**What the task asks**
Check each line of the records below for the word "HESSI" and copy those where it appears.

Stored entries:
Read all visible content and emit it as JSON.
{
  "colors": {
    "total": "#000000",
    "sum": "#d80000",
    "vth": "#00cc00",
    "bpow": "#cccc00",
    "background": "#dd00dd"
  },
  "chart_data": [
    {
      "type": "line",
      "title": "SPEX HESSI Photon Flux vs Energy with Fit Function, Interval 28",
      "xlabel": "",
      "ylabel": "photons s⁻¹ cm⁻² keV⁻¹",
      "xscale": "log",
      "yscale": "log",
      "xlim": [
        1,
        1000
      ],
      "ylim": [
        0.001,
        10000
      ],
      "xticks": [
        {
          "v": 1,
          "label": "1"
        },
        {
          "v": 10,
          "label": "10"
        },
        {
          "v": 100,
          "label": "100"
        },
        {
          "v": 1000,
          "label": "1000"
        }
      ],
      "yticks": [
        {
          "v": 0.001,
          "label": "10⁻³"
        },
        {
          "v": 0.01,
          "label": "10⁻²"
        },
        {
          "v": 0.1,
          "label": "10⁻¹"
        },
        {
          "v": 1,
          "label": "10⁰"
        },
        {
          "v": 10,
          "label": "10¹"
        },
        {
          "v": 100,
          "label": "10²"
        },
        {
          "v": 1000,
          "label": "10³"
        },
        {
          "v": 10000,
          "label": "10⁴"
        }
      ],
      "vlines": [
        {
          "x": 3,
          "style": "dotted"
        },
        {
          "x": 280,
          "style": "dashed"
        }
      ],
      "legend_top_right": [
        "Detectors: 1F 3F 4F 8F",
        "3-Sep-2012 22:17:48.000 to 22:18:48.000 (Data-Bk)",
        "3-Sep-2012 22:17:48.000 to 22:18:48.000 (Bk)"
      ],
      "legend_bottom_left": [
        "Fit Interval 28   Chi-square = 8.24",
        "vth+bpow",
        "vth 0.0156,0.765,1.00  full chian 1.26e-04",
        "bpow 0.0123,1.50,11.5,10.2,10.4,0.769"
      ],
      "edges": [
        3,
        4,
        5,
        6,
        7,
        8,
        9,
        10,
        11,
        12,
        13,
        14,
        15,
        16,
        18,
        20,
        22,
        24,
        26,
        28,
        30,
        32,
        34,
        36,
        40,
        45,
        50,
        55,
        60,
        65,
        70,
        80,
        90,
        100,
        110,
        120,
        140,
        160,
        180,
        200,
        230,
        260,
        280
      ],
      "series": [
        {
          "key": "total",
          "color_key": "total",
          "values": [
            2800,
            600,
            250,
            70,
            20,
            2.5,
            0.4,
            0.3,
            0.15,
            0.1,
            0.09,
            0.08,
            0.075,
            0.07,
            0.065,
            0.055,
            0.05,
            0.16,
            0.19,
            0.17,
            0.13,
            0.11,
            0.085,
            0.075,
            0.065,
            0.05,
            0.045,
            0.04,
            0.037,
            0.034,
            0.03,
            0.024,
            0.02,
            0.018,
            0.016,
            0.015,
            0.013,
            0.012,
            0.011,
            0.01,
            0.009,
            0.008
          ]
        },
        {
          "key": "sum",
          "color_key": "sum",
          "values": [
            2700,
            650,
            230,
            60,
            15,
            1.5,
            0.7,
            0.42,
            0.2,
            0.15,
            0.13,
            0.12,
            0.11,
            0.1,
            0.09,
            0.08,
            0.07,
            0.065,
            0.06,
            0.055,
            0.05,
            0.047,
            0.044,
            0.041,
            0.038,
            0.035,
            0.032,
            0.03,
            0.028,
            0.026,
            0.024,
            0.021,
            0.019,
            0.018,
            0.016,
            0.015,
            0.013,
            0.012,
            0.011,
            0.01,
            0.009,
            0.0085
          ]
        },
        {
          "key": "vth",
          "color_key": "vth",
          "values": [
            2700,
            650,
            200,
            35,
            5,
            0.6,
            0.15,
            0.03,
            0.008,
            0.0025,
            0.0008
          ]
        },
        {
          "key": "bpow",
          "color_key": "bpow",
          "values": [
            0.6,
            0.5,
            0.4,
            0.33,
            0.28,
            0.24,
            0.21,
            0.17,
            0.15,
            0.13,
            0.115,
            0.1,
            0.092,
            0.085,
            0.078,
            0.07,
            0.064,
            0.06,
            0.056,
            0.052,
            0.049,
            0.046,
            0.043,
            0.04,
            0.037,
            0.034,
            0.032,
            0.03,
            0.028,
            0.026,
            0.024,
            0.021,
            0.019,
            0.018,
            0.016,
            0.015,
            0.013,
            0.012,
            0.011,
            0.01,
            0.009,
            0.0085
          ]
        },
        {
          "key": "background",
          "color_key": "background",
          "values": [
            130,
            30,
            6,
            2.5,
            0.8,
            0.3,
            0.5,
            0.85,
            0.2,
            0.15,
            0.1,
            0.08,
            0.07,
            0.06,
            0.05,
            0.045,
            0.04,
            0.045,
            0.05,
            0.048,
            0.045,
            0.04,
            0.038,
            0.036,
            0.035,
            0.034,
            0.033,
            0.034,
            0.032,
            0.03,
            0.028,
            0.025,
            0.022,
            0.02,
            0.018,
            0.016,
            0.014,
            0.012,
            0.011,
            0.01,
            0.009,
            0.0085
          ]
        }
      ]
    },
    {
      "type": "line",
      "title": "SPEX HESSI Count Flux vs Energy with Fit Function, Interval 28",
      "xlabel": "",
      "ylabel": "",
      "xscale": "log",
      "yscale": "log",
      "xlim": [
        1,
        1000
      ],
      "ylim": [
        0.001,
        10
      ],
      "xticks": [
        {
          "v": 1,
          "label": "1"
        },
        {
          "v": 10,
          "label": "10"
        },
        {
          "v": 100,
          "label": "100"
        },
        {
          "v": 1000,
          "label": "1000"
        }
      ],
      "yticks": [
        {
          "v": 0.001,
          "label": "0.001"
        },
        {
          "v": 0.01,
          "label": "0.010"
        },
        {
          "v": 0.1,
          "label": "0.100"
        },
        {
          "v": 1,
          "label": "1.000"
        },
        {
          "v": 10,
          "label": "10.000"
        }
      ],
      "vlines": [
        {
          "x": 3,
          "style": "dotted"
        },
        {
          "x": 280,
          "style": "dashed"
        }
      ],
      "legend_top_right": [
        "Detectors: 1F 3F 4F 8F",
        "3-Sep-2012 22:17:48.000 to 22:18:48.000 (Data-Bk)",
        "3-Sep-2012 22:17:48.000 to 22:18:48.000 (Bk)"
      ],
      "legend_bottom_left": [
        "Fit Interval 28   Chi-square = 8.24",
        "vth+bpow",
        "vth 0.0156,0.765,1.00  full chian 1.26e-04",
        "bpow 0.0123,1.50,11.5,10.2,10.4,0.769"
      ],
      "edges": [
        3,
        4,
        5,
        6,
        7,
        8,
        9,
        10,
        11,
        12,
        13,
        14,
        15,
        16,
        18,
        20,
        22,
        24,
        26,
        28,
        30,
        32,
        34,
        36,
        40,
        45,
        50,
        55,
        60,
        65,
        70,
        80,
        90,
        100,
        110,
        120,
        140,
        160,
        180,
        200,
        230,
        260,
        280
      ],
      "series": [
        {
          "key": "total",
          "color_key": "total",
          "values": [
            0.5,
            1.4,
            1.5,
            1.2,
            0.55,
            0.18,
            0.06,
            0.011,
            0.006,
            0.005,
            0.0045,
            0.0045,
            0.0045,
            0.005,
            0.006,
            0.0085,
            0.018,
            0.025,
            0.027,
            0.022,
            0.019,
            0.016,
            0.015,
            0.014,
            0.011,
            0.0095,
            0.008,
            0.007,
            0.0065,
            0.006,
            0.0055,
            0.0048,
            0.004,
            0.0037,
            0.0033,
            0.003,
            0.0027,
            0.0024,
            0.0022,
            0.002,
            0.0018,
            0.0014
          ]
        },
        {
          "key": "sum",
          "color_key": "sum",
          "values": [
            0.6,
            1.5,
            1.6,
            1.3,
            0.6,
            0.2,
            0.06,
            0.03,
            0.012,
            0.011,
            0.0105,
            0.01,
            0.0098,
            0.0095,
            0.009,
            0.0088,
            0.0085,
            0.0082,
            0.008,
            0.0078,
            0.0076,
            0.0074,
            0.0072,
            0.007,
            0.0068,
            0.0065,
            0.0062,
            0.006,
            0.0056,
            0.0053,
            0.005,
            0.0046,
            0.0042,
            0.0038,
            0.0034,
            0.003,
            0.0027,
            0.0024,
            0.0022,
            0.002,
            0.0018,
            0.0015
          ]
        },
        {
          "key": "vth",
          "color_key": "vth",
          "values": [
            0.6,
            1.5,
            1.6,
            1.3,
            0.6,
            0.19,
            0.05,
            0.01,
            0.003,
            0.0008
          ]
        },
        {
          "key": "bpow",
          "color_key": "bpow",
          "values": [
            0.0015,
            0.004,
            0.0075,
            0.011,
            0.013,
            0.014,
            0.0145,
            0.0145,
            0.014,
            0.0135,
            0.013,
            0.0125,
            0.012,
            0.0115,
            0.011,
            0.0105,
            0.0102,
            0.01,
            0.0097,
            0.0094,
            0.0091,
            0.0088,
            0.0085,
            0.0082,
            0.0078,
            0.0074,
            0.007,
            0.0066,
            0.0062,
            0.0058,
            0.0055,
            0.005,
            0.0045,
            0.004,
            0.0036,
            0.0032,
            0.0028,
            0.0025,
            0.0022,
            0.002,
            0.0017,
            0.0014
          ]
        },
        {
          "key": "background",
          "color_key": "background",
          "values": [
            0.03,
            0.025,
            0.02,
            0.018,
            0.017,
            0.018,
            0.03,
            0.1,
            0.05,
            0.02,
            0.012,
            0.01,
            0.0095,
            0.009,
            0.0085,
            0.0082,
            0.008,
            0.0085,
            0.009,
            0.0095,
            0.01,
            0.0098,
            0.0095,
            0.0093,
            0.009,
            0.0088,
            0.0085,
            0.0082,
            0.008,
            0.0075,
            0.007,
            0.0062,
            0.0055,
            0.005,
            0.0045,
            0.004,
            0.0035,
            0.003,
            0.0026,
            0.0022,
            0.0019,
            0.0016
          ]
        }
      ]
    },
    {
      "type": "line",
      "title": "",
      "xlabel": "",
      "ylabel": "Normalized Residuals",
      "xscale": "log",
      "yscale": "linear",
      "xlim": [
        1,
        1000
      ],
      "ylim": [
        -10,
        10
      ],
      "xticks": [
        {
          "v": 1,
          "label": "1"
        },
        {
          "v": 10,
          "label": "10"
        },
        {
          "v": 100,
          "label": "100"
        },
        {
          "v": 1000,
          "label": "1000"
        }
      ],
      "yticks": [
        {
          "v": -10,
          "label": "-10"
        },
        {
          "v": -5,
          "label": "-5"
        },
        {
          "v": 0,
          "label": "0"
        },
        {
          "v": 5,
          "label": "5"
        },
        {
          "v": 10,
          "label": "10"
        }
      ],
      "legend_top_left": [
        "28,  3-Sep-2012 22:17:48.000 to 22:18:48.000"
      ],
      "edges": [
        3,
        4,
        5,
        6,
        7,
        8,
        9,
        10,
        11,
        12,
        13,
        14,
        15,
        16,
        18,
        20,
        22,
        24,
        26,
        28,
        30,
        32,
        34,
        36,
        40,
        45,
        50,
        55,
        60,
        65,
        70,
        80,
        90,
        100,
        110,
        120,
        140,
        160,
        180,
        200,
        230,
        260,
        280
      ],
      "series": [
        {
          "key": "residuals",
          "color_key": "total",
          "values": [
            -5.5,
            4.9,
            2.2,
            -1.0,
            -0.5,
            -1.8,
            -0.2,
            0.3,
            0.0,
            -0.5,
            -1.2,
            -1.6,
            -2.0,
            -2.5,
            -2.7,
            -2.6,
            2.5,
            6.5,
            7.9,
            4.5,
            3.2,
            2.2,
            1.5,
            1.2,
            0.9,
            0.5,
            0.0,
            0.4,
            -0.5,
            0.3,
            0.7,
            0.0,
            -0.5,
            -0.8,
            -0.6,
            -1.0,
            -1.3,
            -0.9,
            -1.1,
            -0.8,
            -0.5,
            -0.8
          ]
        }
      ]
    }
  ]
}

**Right answer**
      "title": "SPEX HESSI Photon Flux vs Energy with Fit Function, Interval 28",
      "title": "SPEX HESSI Count Flux vs Energy with Fit Function, Interval 28",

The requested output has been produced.